• _EXTRACTED DATA_:

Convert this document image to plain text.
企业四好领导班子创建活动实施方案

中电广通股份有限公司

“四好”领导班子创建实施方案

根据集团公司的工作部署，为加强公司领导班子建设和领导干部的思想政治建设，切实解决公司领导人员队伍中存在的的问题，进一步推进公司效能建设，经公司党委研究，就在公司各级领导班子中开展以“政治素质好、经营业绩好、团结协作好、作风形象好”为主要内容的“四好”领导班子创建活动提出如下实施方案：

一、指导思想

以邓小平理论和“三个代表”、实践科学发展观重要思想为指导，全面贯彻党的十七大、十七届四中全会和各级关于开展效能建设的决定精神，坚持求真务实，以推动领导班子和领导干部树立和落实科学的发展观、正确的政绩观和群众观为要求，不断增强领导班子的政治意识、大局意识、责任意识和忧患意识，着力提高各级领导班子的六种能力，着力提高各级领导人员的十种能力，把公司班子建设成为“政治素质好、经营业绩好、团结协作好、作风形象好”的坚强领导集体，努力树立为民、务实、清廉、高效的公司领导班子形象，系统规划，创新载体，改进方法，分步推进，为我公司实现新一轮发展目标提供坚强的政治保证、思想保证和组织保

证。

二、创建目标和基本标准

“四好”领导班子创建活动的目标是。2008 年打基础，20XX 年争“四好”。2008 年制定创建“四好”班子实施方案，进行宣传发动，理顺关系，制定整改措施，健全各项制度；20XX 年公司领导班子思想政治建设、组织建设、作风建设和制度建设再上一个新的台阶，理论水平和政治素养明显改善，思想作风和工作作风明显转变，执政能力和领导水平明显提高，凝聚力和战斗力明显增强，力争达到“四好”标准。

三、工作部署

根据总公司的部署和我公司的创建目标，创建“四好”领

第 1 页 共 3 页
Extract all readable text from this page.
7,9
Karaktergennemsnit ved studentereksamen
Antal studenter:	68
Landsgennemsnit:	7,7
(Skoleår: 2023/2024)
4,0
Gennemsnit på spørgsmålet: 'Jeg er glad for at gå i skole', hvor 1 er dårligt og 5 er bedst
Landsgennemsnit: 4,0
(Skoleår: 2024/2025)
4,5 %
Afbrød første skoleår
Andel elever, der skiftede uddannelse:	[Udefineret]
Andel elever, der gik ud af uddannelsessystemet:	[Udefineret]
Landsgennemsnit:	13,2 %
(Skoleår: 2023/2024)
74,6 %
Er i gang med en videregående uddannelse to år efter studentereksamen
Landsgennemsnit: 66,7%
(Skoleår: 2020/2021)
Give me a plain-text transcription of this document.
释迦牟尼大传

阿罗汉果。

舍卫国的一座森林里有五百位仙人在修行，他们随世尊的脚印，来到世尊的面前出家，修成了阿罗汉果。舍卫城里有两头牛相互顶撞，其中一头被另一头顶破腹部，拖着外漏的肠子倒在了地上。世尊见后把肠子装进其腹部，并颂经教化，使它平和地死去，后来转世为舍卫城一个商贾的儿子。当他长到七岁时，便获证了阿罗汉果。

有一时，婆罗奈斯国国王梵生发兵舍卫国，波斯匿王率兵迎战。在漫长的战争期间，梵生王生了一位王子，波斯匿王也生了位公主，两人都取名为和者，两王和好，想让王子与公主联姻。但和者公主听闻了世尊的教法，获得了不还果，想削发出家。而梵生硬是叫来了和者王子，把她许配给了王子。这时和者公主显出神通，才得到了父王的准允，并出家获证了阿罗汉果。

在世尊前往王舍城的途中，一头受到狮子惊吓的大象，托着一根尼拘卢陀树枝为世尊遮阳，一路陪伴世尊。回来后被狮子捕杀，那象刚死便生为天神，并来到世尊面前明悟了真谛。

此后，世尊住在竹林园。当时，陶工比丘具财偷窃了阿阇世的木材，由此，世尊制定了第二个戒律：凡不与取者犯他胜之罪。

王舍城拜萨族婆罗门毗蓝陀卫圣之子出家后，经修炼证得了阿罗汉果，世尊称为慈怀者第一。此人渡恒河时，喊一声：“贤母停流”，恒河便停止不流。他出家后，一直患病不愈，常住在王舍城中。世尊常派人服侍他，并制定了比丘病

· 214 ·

• _WORK REQUIRED_: Repeat the entries above exactly, leaving nothing out.

• _FINISHED TASK_:
Convert this document image to plain text.
企业四好领导班子创建活动实施方案

中电广通股份有限公司

“四好”领导班子创建实施方案

根据集团公司的工作部署，为加强公司领导班子建设和领导干部的思想政治建设，切实解决公司领导人员队伍中存在的的问题，进一步推进公司效能建设，经公司党委研究，就在公司各级领导班子中开展以“政治素质好、经营业绩好、团结协作好、作风形象好”为主要内容的“四好”领导班子创建活动提出如下实施方案：

一、指导思想

以邓小平理论和“三个代表”、实践科学发展观重要思想为指导，全面贯彻党的十七大、十七届四中全会和各级关于开展效能建设的决定精神，坚持求真务实，以推动领导班子和领导干部树立和落实科学的发展观、正确的政绩观和群众观为要求，不断增强领导班子的政治意识、大局意识、责任意识和忧患意识，着力提高各级领导班子的六种能力，着力提高各级领导人员的十种能力，把公司班子建设成为“政治素质好、经营业绩好、团结协作好、作风形象好”的坚强领导集体，努力树立为民、务实、清廉、高效的公司领导班子形象，系统规划，创新载体，改进方法，分步推进，为我公司实现新一轮发展目标提供坚强的政治保证、思想保证和组织保

证。

二、创建目标和基本标准

“四好”领导班子创建活动的目标是。2008 年打基础，20XX 年争“四好”。2008 年制定创建“四好”班子实施方案，进行宣传发动，理顺关系，制定整改措施，健全各项制度；20XX 年公司领导班子思想政治建设、组织建设、作风建设和制度建设再上一个新的台阶，理论水平和政治素养明显改善，思想作风和工作作风明显转变，执政能力和领导水平明显提高，凝聚力和战斗力明显增强，力争达到“四好”标准。

三、工作部署

根据总公司的部署和我公司的创建目标，创建“四好”领

第 1 页 共 3 页
Extract all readable text from this page.
7,9
Karaktergennemsnit ved studentereksamen
Antal studenter:	68
Landsgennemsnit:	7,7
(Skoleår: 2023/2024)
4,0
Gennemsnit på spørgsmålet: 'Jeg er glad for at gå i skole', hvor 1 er dårligt og 5 er bedst
Landsgennemsnit: 4,0
(Skoleår: 2024/2025)
4,5 %
Afbrød første skoleår
Andel elever, der skiftede uddannelse:	[Udefineret]
Andel elever, der gik ud af uddannelsessystemet:	[Udefineret]
Landsgennemsnit:	13,2 %
(Skoleår: 2023/2024)
74,6 %
Er i gang med en videregående uddannelse to år efter studentereksamen
Landsgennemsnit: 66,7%
(Skoleår: 2020/2021)
Give me a plain-text transcription of this document.
释迦牟尼大传

阿罗汉果。

舍卫国的一座森林里有五百位仙人在修行，他们随世尊的脚印，来到世尊的面前出家，修成了阿罗汉果。舍卫城里有两头牛相互顶撞，其中一头被另一头顶破腹部，拖着外漏的肠子倒在了地上。世尊见后把肠子装进其腹部，并颂经教化，使它平和地死去，后来转世为舍卫城一个商贾的儿子。当他长到七岁时，便获证了阿罗汉果。

有一时，婆罗奈斯国国王梵生发兵舍卫国，波斯匿王率兵迎战。在漫长的战争期间，梵生王生了一位王子，波斯匿王也生了位公主，两人都取名为和者，两王和好，想让王子与公主联姻。但和者公主听闻了世尊的教法，获得了不还果，想削发出家。而梵生硬是叫来了和者王子，把她许配给了王子。这时和者公主显出神通，才得到了父王的准允，并出家获证了阿罗汉果。

在世尊前往王舍城的途中，一头受到狮子惊吓的大象，托着一根尼拘卢陀树枝为世尊遮阳，一路陪伴世尊。回来后被狮子捕杀，那象刚死便生为天神，并来到世尊面前明悟了真谛。

此后，世尊住在竹林园。当时，陶工比丘具财偷窃了阿阇世的木材，由此，世尊制定了第二个戒律：凡不与取者犯他胜之罪。

王舍城拜萨族婆罗门毗蓝陀卫圣之子出家后，经修炼证得了阿罗汉果，世尊称为慈怀者第一。此人渡恒河时，喊一声：“贤母停流”，恒河便停止不流。他出家后，一直患病不愈，常住在王舍城中。世尊常派人服侍他，并制定了比丘病

· 214 ·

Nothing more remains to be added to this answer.